═════ GIVEN ENTRIES ═════
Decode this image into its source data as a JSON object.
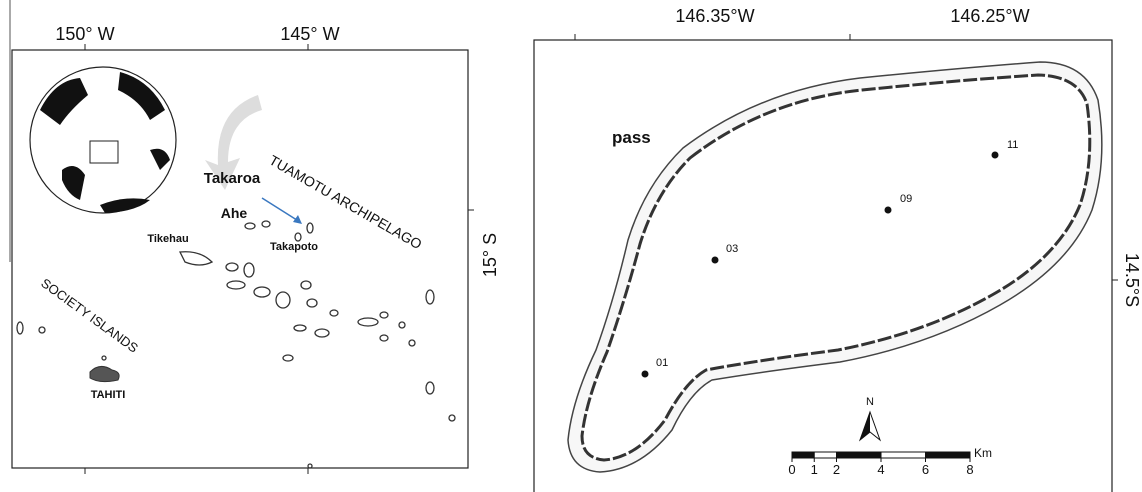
{
  "left_map": {
    "longitude_labels": [
      "150° W",
      "145° W"
    ],
    "latitude_label": "15° S",
    "place_labels": [
      "Takaroa",
      "Ahe",
      "Tikehau",
      "Takapoto",
      "TUAMOTU ARCHIPELAGO",
      "SOCIETY ISLANDS",
      "TAHITI"
    ]
  },
  "right_map": {
    "longitude_labels": [
      "146.35°W",
      "146.25°W"
    ],
    "latitude_label": "14.5°S",
    "pass_label": "pass",
    "stations": [
      "01",
      "03",
      "09",
      "11"
    ],
    "north_label": "N",
    "scale_unit": "Km",
    "scale_ticks": [
      0,
      1,
      2,
      4,
      6,
      8
    ]
  }
}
═════
→ **TASK DETAILS**
Can you repeat every record above exactly, apart from the pictures?

→ **COMPLETE RESPONSE**
Decode this image into its source data as a JSON object.
{
  "left_map": {
    "longitude_labels": [
      "150° W",
      "145° W"
    ],
    "latitude_label": "15° S",
    "place_labels": [
      "Takaroa",
      "Ahe",
      "Tikehau",
      "Takapoto",
      "TUAMOTU ARCHIPELAGO",
      "SOCIETY ISLANDS",
      "TAHITI"
    ]
  },
  "right_map": {
    "longitude_labels": [
      "146.35°W",
      "146.25°W"
    ],
    "latitude_label": "14.5°S",
    "pass_label": "pass",
    "stations": [
      "01",
      "03",
      "09",
      "11"
    ],
    "north_label": "N",
    "scale_unit": "Km",
    "scale_ticks": [
      0,
      1,
      2,
      4,
      6,
      8
    ]
  }
}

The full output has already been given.